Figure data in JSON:
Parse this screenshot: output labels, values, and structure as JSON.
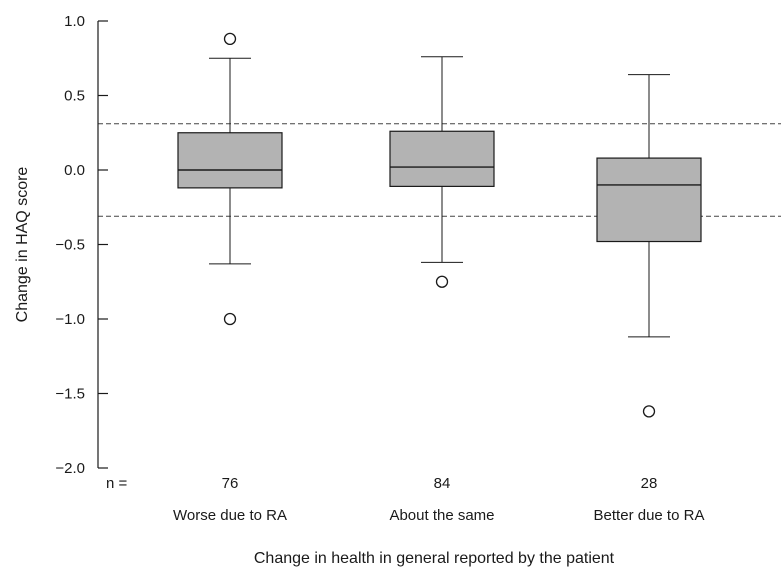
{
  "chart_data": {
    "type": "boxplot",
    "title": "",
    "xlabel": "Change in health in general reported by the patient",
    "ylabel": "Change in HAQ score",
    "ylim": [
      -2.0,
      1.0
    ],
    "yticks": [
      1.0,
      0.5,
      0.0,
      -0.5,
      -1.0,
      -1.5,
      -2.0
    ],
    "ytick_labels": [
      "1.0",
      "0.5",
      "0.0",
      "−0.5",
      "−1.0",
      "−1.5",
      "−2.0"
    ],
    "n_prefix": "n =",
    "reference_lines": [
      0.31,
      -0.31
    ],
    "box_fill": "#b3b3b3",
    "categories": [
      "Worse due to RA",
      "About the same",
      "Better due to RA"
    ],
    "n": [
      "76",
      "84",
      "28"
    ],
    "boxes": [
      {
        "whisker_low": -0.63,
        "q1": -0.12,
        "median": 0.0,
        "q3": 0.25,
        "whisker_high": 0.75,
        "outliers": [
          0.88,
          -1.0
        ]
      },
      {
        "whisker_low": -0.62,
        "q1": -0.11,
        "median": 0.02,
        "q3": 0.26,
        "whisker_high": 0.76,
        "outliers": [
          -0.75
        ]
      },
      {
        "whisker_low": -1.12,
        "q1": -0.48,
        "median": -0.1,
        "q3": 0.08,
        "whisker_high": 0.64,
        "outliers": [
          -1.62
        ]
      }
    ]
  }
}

To do:
All of the lines above should be printed exactly, minus the pictures.

Response to the exercise:
Parse this screenshot: output labels, values, and structure as JSON.
{
  "chart_data": {
    "type": "boxplot",
    "title": "",
    "xlabel": "Change in health in general reported by the patient",
    "ylabel": "Change in HAQ score",
    "ylim": [
      -2.0,
      1.0
    ],
    "yticks": [
      1.0,
      0.5,
      0.0,
      -0.5,
      -1.0,
      -1.5,
      -2.0
    ],
    "ytick_labels": [
      "1.0",
      "0.5",
      "0.0",
      "−0.5",
      "−1.0",
      "−1.5",
      "−2.0"
    ],
    "n_prefix": "n =",
    "reference_lines": [
      0.31,
      -0.31
    ],
    "box_fill": "#b3b3b3",
    "categories": [
      "Worse due to RA",
      "About the same",
      "Better due to RA"
    ],
    "n": [
      "76",
      "84",
      "28"
    ],
    "boxes": [
      {
        "whisker_low": -0.63,
        "q1": -0.12,
        "median": 0.0,
        "q3": 0.25,
        "whisker_high": 0.75,
        "outliers": [
          0.88,
          -1.0
        ]
      },
      {
        "whisker_low": -0.62,
        "q1": -0.11,
        "median": 0.02,
        "q3": 0.26,
        "whisker_high": 0.76,
        "outliers": [
          -0.75
        ]
      },
      {
        "whisker_low": -1.12,
        "q1": -0.48,
        "median": -0.1,
        "q3": 0.08,
        "whisker_high": 0.64,
        "outliers": [
          -1.62
        ]
      }
    ]
  }
}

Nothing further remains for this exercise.